» **Figure collection entries**:

++++++

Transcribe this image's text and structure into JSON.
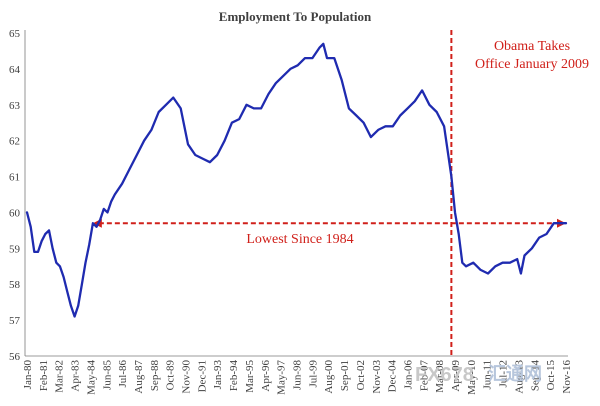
{
  "chart_data": {
    "type": "line",
    "title": "Employment To Population",
    "xlabel": "",
    "ylabel": "",
    "ylim": [
      56,
      65
    ],
    "yticks": [
      56,
      57,
      58,
      59,
      60,
      61,
      62,
      63,
      64,
      65
    ],
    "grid": false,
    "line_color": "#1f2bb0",
    "annotation_color": "#d0201a",
    "x_tick_labels": [
      "Jan-80",
      "Feb-81",
      "Mar-82",
      "Apr-83",
      "May-84",
      "Jun-85",
      "Jul-86",
      "Aug-87",
      "Sep-88",
      "Oct-89",
      "Nov-90",
      "Dec-91",
      "Jan-93",
      "Feb-94",
      "Mar-95",
      "Apr-96",
      "May-97",
      "Jun-98",
      "Jul-99",
      "Aug-00",
      "Sep-01",
      "Oct-02",
      "Nov-03",
      "Dec-04",
      "Jan-06",
      "Feb-07",
      "Mar-08",
      "Apr-09",
      "May-10",
      "Jun-11",
      "Jul-12",
      "Aug-13",
      "Sep-14",
      "Oct-15",
      "Nov-16"
    ],
    "series": [
      {
        "points": [
          [
            "1980-01",
            60.0
          ],
          [
            "1980-04",
            59.6
          ],
          [
            "1980-07",
            58.9
          ],
          [
            "1980-10",
            58.9
          ],
          [
            "1981-01",
            59.2
          ],
          [
            "1981-04",
            59.4
          ],
          [
            "1981-07",
            59.5
          ],
          [
            "1981-10",
            59.0
          ],
          [
            "1982-01",
            58.6
          ],
          [
            "1982-04",
            58.5
          ],
          [
            "1982-07",
            58.2
          ],
          [
            "1982-10",
            57.8
          ],
          [
            "1983-01",
            57.4
          ],
          [
            "1983-04",
            57.1
          ],
          [
            "1983-07",
            57.4
          ],
          [
            "1983-10",
            58.0
          ],
          [
            "1984-01",
            58.6
          ],
          [
            "1984-04",
            59.1
          ],
          [
            "1984-07",
            59.7
          ],
          [
            "1984-10",
            59.6
          ],
          [
            "1985-01",
            59.8
          ],
          [
            "1985-04",
            60.1
          ],
          [
            "1985-07",
            60.0
          ],
          [
            "1985-10",
            60.3
          ],
          [
            "1986-01",
            60.5
          ],
          [
            "1986-07",
            60.8
          ],
          [
            "1987-01",
            61.2
          ],
          [
            "1987-07",
            61.6
          ],
          [
            "1988-01",
            62.0
          ],
          [
            "1988-07",
            62.3
          ],
          [
            "1989-01",
            62.8
          ],
          [
            "1989-07",
            63.0
          ],
          [
            "1990-01",
            63.2
          ],
          [
            "1990-07",
            62.9
          ],
          [
            "1991-01",
            61.9
          ],
          [
            "1991-07",
            61.6
          ],
          [
            "1992-01",
            61.5
          ],
          [
            "1992-07",
            61.4
          ],
          [
            "1993-01",
            61.6
          ],
          [
            "1993-07",
            62.0
          ],
          [
            "1994-01",
            62.5
          ],
          [
            "1994-07",
            62.6
          ],
          [
            "1995-01",
            63.0
          ],
          [
            "1995-07",
            62.9
          ],
          [
            "1996-01",
            62.9
          ],
          [
            "1996-07",
            63.3
          ],
          [
            "1997-01",
            63.6
          ],
          [
            "1997-07",
            63.8
          ],
          [
            "1998-01",
            64.0
          ],
          [
            "1998-07",
            64.1
          ],
          [
            "1999-01",
            64.3
          ],
          [
            "1999-07",
            64.3
          ],
          [
            "2000-01",
            64.6
          ],
          [
            "2000-04",
            64.7
          ],
          [
            "2000-07",
            64.3
          ],
          [
            "2001-01",
            64.3
          ],
          [
            "2001-07",
            63.7
          ],
          [
            "2002-01",
            62.9
          ],
          [
            "2002-07",
            62.7
          ],
          [
            "2003-01",
            62.5
          ],
          [
            "2003-07",
            62.1
          ],
          [
            "2004-01",
            62.3
          ],
          [
            "2004-07",
            62.4
          ],
          [
            "2005-01",
            62.4
          ],
          [
            "2005-07",
            62.7
          ],
          [
            "2006-01",
            62.9
          ],
          [
            "2006-07",
            63.1
          ],
          [
            "2007-01",
            63.4
          ],
          [
            "2007-07",
            63.0
          ],
          [
            "2008-01",
            62.8
          ],
          [
            "2008-07",
            62.4
          ],
          [
            "2009-01",
            61.0
          ],
          [
            "2009-04",
            60.0
          ],
          [
            "2009-07",
            59.4
          ],
          [
            "2009-10",
            58.6
          ],
          [
            "2010-01",
            58.5
          ],
          [
            "2010-07",
            58.6
          ],
          [
            "2011-01",
            58.4
          ],
          [
            "2011-07",
            58.3
          ],
          [
            "2012-01",
            58.5
          ],
          [
            "2012-07",
            58.6
          ],
          [
            "2013-01",
            58.6
          ],
          [
            "2013-07",
            58.7
          ],
          [
            "2013-10",
            58.3
          ],
          [
            "2014-01",
            58.8
          ],
          [
            "2014-07",
            59.0
          ],
          [
            "2015-01",
            59.3
          ],
          [
            "2015-07",
            59.4
          ],
          [
            "2016-01",
            59.7
          ],
          [
            "2016-04",
            59.7
          ],
          [
            "2016-07",
            59.7
          ],
          [
            "2016-11",
            59.7
          ]
        ]
      }
    ],
    "annotations": [
      {
        "id": "obama",
        "date": "2009-01",
        "lines": [
          "Obama Takes",
          "Office January 2009"
        ]
      },
      {
        "id": "lowest",
        "value": 59.7,
        "from": "1984-07",
        "to": "2016-11",
        "text": "Lowest Since 1984"
      }
    ]
  },
  "watermark": {
    "brand": "FX678",
    "suffix": "汇通网"
  }
}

++++++

Copy the listing in full and without alteration, omitting every picture.

Transcribe this image's text and structure into JSON.
{
  "chart_data": {
    "type": "line",
    "title": "Employment To Population",
    "xlabel": "",
    "ylabel": "",
    "ylim": [
      56,
      65
    ],
    "yticks": [
      56,
      57,
      58,
      59,
      60,
      61,
      62,
      63,
      64,
      65
    ],
    "grid": false,
    "line_color": "#1f2bb0",
    "annotation_color": "#d0201a",
    "x_tick_labels": [
      "Jan-80",
      "Feb-81",
      "Mar-82",
      "Apr-83",
      "May-84",
      "Jun-85",
      "Jul-86",
      "Aug-87",
      "Sep-88",
      "Oct-89",
      "Nov-90",
      "Dec-91",
      "Jan-93",
      "Feb-94",
      "Mar-95",
      "Apr-96",
      "May-97",
      "Jun-98",
      "Jul-99",
      "Aug-00",
      "Sep-01",
      "Oct-02",
      "Nov-03",
      "Dec-04",
      "Jan-06",
      "Feb-07",
      "Mar-08",
      "Apr-09",
      "May-10",
      "Jun-11",
      "Jul-12",
      "Aug-13",
      "Sep-14",
      "Oct-15",
      "Nov-16"
    ],
    "series": [
      {
        "points": [
          [
            "1980-01",
            60.0
          ],
          [
            "1980-04",
            59.6
          ],
          [
            "1980-07",
            58.9
          ],
          [
            "1980-10",
            58.9
          ],
          [
            "1981-01",
            59.2
          ],
          [
            "1981-04",
            59.4
          ],
          [
            "1981-07",
            59.5
          ],
          [
            "1981-10",
            59.0
          ],
          [
            "1982-01",
            58.6
          ],
          [
            "1982-04",
            58.5
          ],
          [
            "1982-07",
            58.2
          ],
          [
            "1982-10",
            57.8
          ],
          [
            "1983-01",
            57.4
          ],
          [
            "1983-04",
            57.1
          ],
          [
            "1983-07",
            57.4
          ],
          [
            "1983-10",
            58.0
          ],
          [
            "1984-01",
            58.6
          ],
          [
            "1984-04",
            59.1
          ],
          [
            "1984-07",
            59.7
          ],
          [
            "1984-10",
            59.6
          ],
          [
            "1985-01",
            59.8
          ],
          [
            "1985-04",
            60.1
          ],
          [
            "1985-07",
            60.0
          ],
          [
            "1985-10",
            60.3
          ],
          [
            "1986-01",
            60.5
          ],
          [
            "1986-07",
            60.8
          ],
          [
            "1987-01",
            61.2
          ],
          [
            "1987-07",
            61.6
          ],
          [
            "1988-01",
            62.0
          ],
          [
            "1988-07",
            62.3
          ],
          [
            "1989-01",
            62.8
          ],
          [
            "1989-07",
            63.0
          ],
          [
            "1990-01",
            63.2
          ],
          [
            "1990-07",
            62.9
          ],
          [
            "1991-01",
            61.9
          ],
          [
            "1991-07",
            61.6
          ],
          [
            "1992-01",
            61.5
          ],
          [
            "1992-07",
            61.4
          ],
          [
            "1993-01",
            61.6
          ],
          [
            "1993-07",
            62.0
          ],
          [
            "1994-01",
            62.5
          ],
          [
            "1994-07",
            62.6
          ],
          [
            "1995-01",
            63.0
          ],
          [
            "1995-07",
            62.9
          ],
          [
            "1996-01",
            62.9
          ],
          [
            "1996-07",
            63.3
          ],
          [
            "1997-01",
            63.6
          ],
          [
            "1997-07",
            63.8
          ],
          [
            "1998-01",
            64.0
          ],
          [
            "1998-07",
            64.1
          ],
          [
            "1999-01",
            64.3
          ],
          [
            "1999-07",
            64.3
          ],
          [
            "2000-01",
            64.6
          ],
          [
            "2000-04",
            64.7
          ],
          [
            "2000-07",
            64.3
          ],
          [
            "2001-01",
            64.3
          ],
          [
            "2001-07",
            63.7
          ],
          [
            "2002-01",
            62.9
          ],
          [
            "2002-07",
            62.7
          ],
          [
            "2003-01",
            62.5
          ],
          [
            "2003-07",
            62.1
          ],
          [
            "2004-01",
            62.3
          ],
          [
            "2004-07",
            62.4
          ],
          [
            "2005-01",
            62.4
          ],
          [
            "2005-07",
            62.7
          ],
          [
            "2006-01",
            62.9
          ],
          [
            "2006-07",
            63.1
          ],
          [
            "2007-01",
            63.4
          ],
          [
            "2007-07",
            63.0
          ],
          [
            "2008-01",
            62.8
          ],
          [
            "2008-07",
            62.4
          ],
          [
            "2009-01",
            61.0
          ],
          [
            "2009-04",
            60.0
          ],
          [
            "2009-07",
            59.4
          ],
          [
            "2009-10",
            58.6
          ],
          [
            "2010-01",
            58.5
          ],
          [
            "2010-07",
            58.6
          ],
          [
            "2011-01",
            58.4
          ],
          [
            "2011-07",
            58.3
          ],
          [
            "2012-01",
            58.5
          ],
          [
            "2012-07",
            58.6
          ],
          [
            "2013-01",
            58.6
          ],
          [
            "2013-07",
            58.7
          ],
          [
            "2013-10",
            58.3
          ],
          [
            "2014-01",
            58.8
          ],
          [
            "2014-07",
            59.0
          ],
          [
            "2015-01",
            59.3
          ],
          [
            "2015-07",
            59.4
          ],
          [
            "2016-01",
            59.7
          ],
          [
            "2016-04",
            59.7
          ],
          [
            "2016-07",
            59.7
          ],
          [
            "2016-11",
            59.7
          ]
        ]
      }
    ],
    "annotations": [
      {
        "id": "obama",
        "date": "2009-01",
        "lines": [
          "Obama Takes",
          "Office January 2009"
        ]
      },
      {
        "id": "lowest",
        "value": 59.7,
        "from": "1984-07",
        "to": "2016-11",
        "text": "Lowest Since 1984"
      }
    ]
  },
  "watermark": {
    "brand": "FX678",
    "suffix": "汇通网"
  }
}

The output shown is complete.